### Supplied data
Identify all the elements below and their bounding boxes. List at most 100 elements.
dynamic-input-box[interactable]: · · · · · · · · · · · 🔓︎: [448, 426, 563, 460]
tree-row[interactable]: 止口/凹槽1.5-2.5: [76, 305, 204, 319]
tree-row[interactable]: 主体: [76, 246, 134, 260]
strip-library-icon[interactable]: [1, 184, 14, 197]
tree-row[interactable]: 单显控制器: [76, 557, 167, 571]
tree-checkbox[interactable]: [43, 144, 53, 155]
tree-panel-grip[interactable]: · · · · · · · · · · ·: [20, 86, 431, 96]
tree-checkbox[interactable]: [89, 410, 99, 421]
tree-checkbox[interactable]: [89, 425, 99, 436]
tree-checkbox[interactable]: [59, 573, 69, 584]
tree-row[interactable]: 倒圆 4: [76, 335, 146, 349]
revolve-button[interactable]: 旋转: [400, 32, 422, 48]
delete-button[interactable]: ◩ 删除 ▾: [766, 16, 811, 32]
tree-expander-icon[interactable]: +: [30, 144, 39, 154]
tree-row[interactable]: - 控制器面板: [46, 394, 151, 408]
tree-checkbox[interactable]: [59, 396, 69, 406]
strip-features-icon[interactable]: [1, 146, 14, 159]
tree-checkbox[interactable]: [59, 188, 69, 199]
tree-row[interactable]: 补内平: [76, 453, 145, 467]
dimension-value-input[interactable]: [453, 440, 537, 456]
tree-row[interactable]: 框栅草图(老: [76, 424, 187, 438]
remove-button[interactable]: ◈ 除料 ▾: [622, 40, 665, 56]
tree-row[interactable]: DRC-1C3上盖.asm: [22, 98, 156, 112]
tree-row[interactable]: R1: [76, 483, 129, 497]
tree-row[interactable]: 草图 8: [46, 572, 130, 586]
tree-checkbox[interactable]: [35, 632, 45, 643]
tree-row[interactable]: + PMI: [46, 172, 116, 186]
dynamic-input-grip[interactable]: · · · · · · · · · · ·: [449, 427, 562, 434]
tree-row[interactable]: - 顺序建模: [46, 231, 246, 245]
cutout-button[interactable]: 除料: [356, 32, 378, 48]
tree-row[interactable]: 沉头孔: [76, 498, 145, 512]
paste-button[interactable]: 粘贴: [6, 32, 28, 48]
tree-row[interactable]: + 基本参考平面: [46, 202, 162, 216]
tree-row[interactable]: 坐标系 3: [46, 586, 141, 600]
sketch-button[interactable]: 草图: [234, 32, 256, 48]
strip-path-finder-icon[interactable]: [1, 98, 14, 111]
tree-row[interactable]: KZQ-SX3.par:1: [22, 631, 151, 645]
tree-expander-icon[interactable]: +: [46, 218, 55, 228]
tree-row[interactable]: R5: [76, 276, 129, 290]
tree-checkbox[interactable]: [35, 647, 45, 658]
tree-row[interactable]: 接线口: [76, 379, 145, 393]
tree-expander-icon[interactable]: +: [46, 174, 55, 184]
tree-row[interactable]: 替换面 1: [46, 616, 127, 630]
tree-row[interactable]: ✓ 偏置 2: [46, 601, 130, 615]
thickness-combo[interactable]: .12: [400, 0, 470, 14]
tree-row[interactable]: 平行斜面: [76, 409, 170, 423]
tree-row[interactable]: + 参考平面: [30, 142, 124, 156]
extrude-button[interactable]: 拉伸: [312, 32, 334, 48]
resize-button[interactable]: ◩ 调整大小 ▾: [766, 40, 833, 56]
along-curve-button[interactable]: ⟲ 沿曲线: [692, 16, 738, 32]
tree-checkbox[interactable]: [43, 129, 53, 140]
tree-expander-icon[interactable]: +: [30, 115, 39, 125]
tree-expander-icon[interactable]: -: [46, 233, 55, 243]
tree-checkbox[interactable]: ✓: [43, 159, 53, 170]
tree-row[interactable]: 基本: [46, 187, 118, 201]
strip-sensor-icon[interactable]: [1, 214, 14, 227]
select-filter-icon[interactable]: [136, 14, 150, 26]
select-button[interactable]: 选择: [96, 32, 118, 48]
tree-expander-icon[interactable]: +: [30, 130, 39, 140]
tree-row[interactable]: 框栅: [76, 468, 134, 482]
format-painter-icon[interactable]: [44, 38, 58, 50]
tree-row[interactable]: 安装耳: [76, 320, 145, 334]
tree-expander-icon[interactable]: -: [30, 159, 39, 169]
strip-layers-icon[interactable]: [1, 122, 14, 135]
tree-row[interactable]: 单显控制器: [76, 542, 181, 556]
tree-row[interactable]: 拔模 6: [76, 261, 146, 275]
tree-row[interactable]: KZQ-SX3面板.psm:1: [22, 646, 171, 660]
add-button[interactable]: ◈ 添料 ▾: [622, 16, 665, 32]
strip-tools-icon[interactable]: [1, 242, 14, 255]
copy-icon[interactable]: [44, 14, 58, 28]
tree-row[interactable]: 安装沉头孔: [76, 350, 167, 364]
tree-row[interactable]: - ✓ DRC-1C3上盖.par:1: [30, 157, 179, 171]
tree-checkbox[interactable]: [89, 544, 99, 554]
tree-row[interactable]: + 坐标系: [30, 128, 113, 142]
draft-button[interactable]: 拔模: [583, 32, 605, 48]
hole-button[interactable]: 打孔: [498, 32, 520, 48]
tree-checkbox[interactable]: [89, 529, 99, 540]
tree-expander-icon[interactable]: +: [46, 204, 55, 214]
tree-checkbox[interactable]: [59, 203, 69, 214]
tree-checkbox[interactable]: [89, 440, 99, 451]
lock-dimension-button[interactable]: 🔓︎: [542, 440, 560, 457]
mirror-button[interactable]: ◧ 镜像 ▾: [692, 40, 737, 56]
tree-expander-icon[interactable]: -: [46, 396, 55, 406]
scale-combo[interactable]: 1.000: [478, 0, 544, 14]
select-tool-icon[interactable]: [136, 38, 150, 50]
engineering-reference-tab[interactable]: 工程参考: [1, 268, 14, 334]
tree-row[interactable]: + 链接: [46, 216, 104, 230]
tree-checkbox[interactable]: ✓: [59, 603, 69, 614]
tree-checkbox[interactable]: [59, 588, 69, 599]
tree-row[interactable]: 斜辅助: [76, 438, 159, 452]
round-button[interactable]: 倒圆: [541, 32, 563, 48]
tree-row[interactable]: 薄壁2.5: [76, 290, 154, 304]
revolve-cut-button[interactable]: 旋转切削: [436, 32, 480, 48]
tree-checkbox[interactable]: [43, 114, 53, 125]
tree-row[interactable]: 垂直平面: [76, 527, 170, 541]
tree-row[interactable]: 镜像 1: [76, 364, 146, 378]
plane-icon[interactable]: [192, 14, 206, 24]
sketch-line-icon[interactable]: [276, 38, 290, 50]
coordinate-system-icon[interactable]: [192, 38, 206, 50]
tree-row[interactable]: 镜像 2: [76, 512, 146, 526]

### What you will do
Reproduce every line of the entries above, character for character, without changing anything.

### Correct response
Identify all the elements below and their bounding boxes. List at most 100 elements.
dynamic-input-box[interactable]: · · · · · · · · · · · 🔓︎: [448, 426, 563, 460]
tree-row[interactable]: 止口/凹槽1.5-2.5: [76, 305, 204, 319]
tree-row[interactable]: 主体: [76, 246, 134, 260]
strip-library-icon[interactable]: [1, 184, 14, 197]
tree-row[interactable]: 单显控制器: [76, 557, 167, 571]
tree-checkbox[interactable]: [43, 144, 53, 155]
tree-panel-grip[interactable]: · · · · · · · · · · ·: [20, 86, 431, 96]
tree-checkbox[interactable]: [89, 410, 99, 421]
tree-checkbox[interactable]: [89, 425, 99, 436]
tree-checkbox[interactable]: [59, 573, 69, 584]
tree-row[interactable]: 倒圆 4: [76, 335, 146, 349]
revolve-button[interactable]: 旋转: [400, 32, 422, 48]
delete-button[interactable]: ◩ 删除 ▾: [766, 16, 811, 32]
tree-expander-icon[interactable]: +: [30, 144, 39, 154]
tree-row[interactable]: - 控制器面板: [46, 394, 151, 408]
tree-checkbox[interactable]: [59, 396, 69, 406]
strip-features-icon[interactable]: [1, 146, 14, 159]
tree-checkbox[interactable]: [59, 188, 69, 199]
tree-row[interactable]: 补内平: [76, 453, 145, 467]
dimension-value-input[interactable]: [453, 440, 537, 456]
tree-row[interactable]: 框栅草图(老: [76, 424, 187, 438]
remove-button[interactable]: ◈ 除料 ▾: [622, 40, 665, 56]
tree-row[interactable]: DRC-1C3上盖.asm: [22, 98, 156, 112]
tree-row[interactable]: R1: [76, 483, 129, 497]
tree-row[interactable]: 草图 8: [46, 572, 130, 586]
tree-checkbox[interactable]: [35, 632, 45, 643]
tree-row[interactable]: + PMI: [46, 172, 116, 186]
dynamic-input-grip[interactable]: · · · · · · · · · · ·: [449, 427, 562, 434]
tree-row[interactable]: - 顺序建模: [46, 231, 246, 245]
cutout-button[interactable]: 除料: [356, 32, 378, 48]
tree-row[interactable]: 沉头孔: [76, 498, 145, 512]
paste-button[interactable]: 粘贴: [6, 32, 28, 48]
tree-row[interactable]: + 基本参考平面: [46, 202, 162, 216]
tree-row[interactable]: 坐标系 3: [46, 586, 141, 600]
sketch-button[interactable]: 草图: [234, 32, 256, 48]
strip-path-finder-icon[interactable]: [1, 98, 14, 111]
tree-row[interactable]: KZQ-SX3.par:1: [22, 631, 151, 645]
tree-expander-icon[interactable]: +: [46, 218, 55, 228]
tree-row[interactable]: R5: [76, 276, 129, 290]
tree-checkbox[interactable]: [35, 647, 45, 658]
tree-row[interactable]: 接线口: [76, 379, 145, 393]
tree-expander-icon[interactable]: +: [46, 174, 55, 184]
tree-row[interactable]: 替换面 1: [46, 616, 127, 630]
tree-row[interactable]: ✓ 偏置 2: [46, 601, 130, 615]
thickness-combo[interactable]: .12: [400, 0, 470, 14]
tree-row[interactable]: 平行斜面: [76, 409, 170, 423]
tree-row[interactable]: + 参考平面: [30, 142, 124, 156]
extrude-button[interactable]: 拉伸: [312, 32, 334, 48]
resize-button[interactable]: ◩ 调整大小 ▾: [766, 40, 833, 56]
along-curve-button[interactable]: ⟲ 沿曲线: [692, 16, 738, 32]
tree-checkbox[interactable]: [43, 129, 53, 140]
tree-expander-icon[interactable]: +: [30, 115, 39, 125]
tree-expander-icon[interactable]: -: [46, 233, 55, 243]
tree-checkbox[interactable]: ✓: [43, 159, 53, 170]
tree-row[interactable]: 基本: [46, 187, 118, 201]
strip-sensor-icon[interactable]: [1, 214, 14, 227]
select-filter-icon[interactable]: [136, 14, 150, 26]
select-button[interactable]: 选择: [96, 32, 118, 48]
tree-expander-icon[interactable]: +: [30, 130, 39, 140]
tree-row[interactable]: 框栅: [76, 468, 134, 482]
format-painter-icon[interactable]: [44, 38, 58, 50]
tree-row[interactable]: 安装耳: [76, 320, 145, 334]
tree-expander-icon[interactable]: -: [30, 159, 39, 169]
strip-layers-icon[interactable]: [1, 122, 14, 135]
tree-row[interactable]: 单显控制器: [76, 542, 181, 556]
tree-row[interactable]: 拔模 6: [76, 261, 146, 275]
tree-row[interactable]: KZQ-SX3面板.psm:1: [22, 646, 171, 660]
add-button[interactable]: ◈ 添料 ▾: [622, 16, 665, 32]
strip-tools-icon[interactable]: [1, 242, 14, 255]
copy-icon[interactable]: [44, 14, 58, 28]
tree-row[interactable]: 安装沉头孔: [76, 350, 167, 364]
tree-row[interactable]: - ✓ DRC-1C3上盖.par:1: [30, 157, 179, 171]
tree-checkbox[interactable]: [89, 544, 99, 554]
tree-row[interactable]: + 坐标系: [30, 128, 113, 142]
draft-button[interactable]: 拔模: [583, 32, 605, 48]
hole-button[interactable]: 打孔: [498, 32, 520, 48]
tree-checkbox[interactable]: [89, 529, 99, 540]
tree-expander-icon[interactable]: +: [46, 204, 55, 214]
tree-checkbox[interactable]: [59, 203, 69, 214]
tree-checkbox[interactable]: [89, 440, 99, 451]
lock-dimension-button[interactable]: 🔓︎: [542, 440, 560, 457]
mirror-button[interactable]: ◧ 镜像 ▾: [692, 40, 737, 56]
tree-expander-icon[interactable]: -: [46, 396, 55, 406]
scale-combo[interactable]: 1.000: [478, 0, 544, 14]
select-tool-icon[interactable]: [136, 38, 150, 50]
engineering-reference-tab[interactable]: 工程参考: [1, 268, 14, 334]
tree-row[interactable]: + 链接: [46, 216, 104, 230]
tree-checkbox[interactable]: ✓: [59, 603, 69, 614]
tree-checkbox[interactable]: [59, 588, 69, 599]
tree-row[interactable]: 斜辅助: [76, 438, 159, 452]
round-button[interactable]: 倒圆: [541, 32, 563, 48]
tree-row[interactable]: 薄壁2.5: [76, 290, 154, 304]
revolve-cut-button[interactable]: 旋转切削: [436, 32, 480, 48]
tree-checkbox[interactable]: [43, 114, 53, 125]
tree-row[interactable]: 垂直平面: [76, 527, 170, 541]
tree-row[interactable]: 镜像 1: [76, 364, 146, 378]
plane-icon[interactable]: [192, 14, 206, 24]
sketch-line-icon[interactable]: [276, 38, 290, 50]
coordinate-system-icon[interactable]: [192, 38, 206, 50]
tree-row[interactable]: 镜像 2: [76, 512, 146, 526]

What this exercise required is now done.